Text content records for pages:
────────────────────

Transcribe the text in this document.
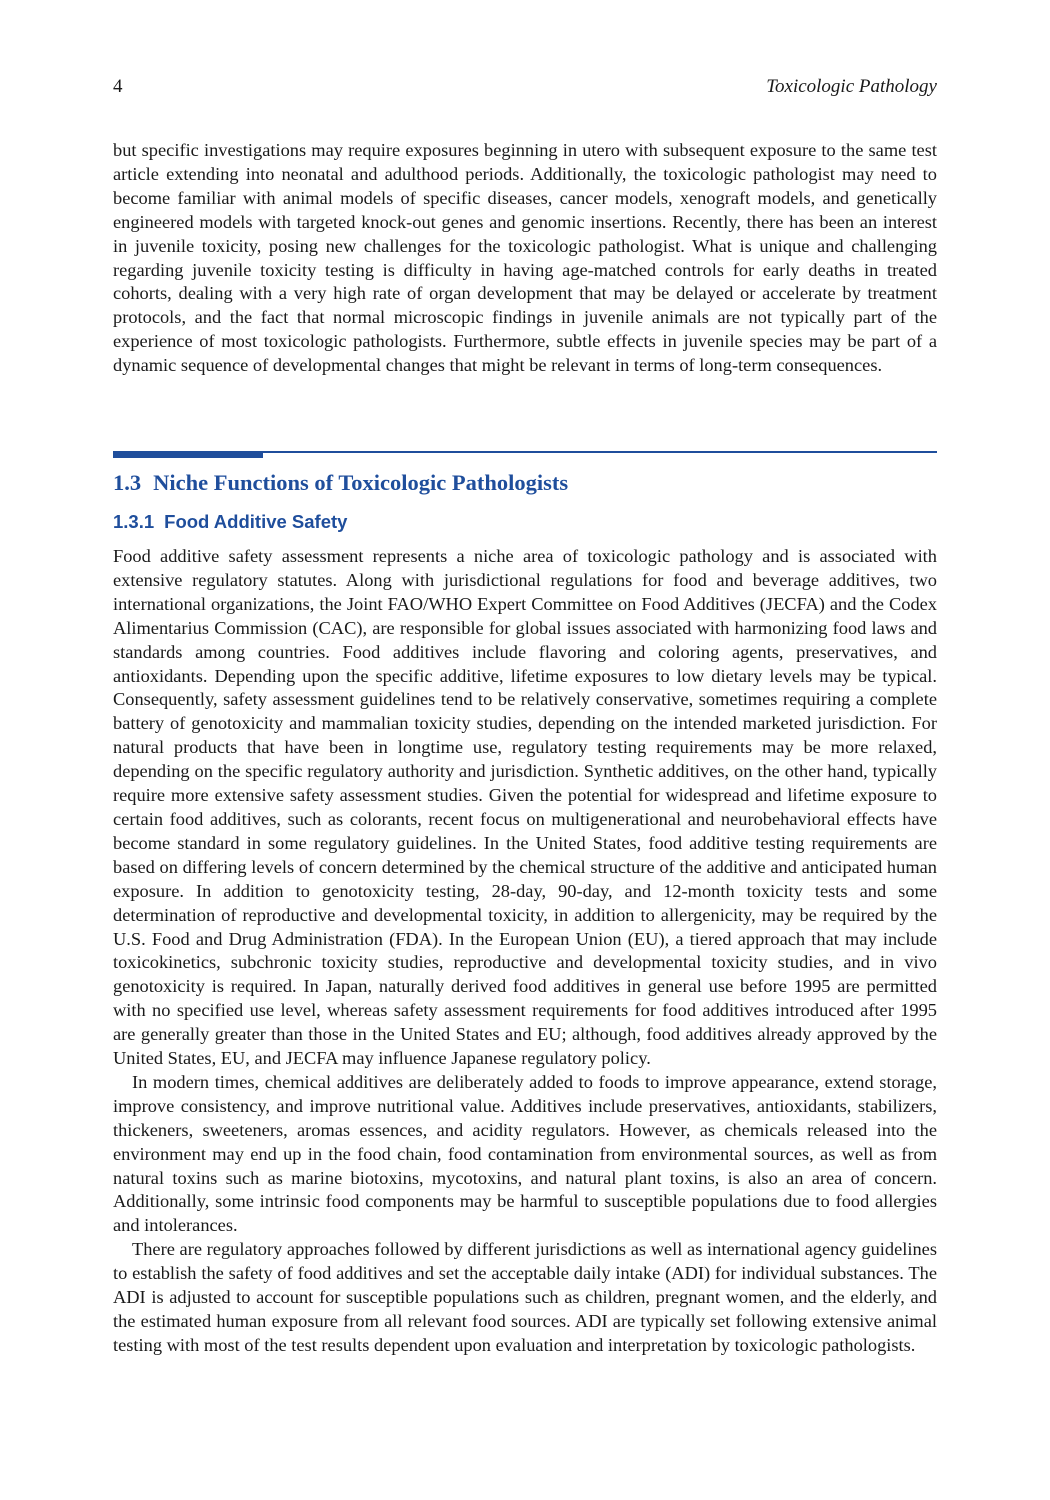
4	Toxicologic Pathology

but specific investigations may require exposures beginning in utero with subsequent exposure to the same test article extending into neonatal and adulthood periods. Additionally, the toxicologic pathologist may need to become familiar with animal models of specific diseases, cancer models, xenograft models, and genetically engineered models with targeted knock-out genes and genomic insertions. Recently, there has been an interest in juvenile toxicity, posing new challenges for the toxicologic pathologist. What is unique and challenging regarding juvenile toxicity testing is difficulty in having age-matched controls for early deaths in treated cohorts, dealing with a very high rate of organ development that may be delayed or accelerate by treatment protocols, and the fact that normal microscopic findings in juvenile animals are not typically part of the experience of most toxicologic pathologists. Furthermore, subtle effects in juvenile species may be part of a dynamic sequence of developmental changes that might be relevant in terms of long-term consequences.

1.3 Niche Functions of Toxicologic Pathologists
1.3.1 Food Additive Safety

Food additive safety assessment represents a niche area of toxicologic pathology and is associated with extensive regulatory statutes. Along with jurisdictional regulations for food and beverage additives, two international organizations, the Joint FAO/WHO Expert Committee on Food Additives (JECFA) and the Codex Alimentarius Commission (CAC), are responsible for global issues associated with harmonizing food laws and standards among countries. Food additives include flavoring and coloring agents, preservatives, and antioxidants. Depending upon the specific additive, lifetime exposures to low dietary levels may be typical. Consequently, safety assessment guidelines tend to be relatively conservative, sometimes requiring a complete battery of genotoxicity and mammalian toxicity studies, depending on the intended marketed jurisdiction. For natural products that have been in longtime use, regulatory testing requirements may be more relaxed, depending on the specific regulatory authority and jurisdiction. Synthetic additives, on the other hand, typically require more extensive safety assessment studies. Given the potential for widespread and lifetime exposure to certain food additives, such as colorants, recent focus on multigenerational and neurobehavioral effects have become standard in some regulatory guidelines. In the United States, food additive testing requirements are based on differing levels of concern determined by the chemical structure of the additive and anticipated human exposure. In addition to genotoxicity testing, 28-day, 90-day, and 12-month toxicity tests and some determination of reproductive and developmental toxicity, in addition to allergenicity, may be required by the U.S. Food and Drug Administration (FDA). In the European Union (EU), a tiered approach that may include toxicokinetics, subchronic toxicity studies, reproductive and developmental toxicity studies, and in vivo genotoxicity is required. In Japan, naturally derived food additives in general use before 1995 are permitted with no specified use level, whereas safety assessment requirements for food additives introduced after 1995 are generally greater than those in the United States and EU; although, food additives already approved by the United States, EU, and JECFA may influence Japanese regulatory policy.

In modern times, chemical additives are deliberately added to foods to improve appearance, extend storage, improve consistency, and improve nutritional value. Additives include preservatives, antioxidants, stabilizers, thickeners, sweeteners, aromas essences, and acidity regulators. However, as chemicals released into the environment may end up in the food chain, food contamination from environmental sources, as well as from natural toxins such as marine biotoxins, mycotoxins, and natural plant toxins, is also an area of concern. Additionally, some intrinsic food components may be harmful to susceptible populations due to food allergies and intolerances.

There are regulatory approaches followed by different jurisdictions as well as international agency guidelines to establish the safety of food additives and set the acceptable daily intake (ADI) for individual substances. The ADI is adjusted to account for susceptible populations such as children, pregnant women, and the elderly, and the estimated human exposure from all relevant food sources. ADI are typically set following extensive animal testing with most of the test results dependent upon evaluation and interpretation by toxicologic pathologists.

────────────────────

When a line of the records holds the word "susceptible", copy that line.

In modern times, chemical additives are deliberately added to foods to improve appearance, extend storage, improve consistency, and improve nutritional value. Additives include preservatives, antioxidants, stabilizers, thickeners, sweeteners, aromas essences, and acidity regulators. However, as chemicals released into the environment may end up in the food chain, food contamination from environmental sources, as well as from natural toxins such as marine biotoxins, mycotoxins, and natural plant toxins, is also an area of concern. Additionally, some intrinsic food components may be harmful to susceptible populations due to food allergies and intolerances.
There are regulatory approaches followed by different jurisdictions as well as international agency guidelines to establish the safety of food additives and set the acceptable daily intake (ADI) for individual substances. The ADI is adjusted to account for susceptible populations such as children, pregnant women, and the elderly, and the estimated human exposure from all relevant food sources. ADI are typically set following extensive animal testing with most of the test results dependent upon evaluation and interpretation by toxicologic pathologists.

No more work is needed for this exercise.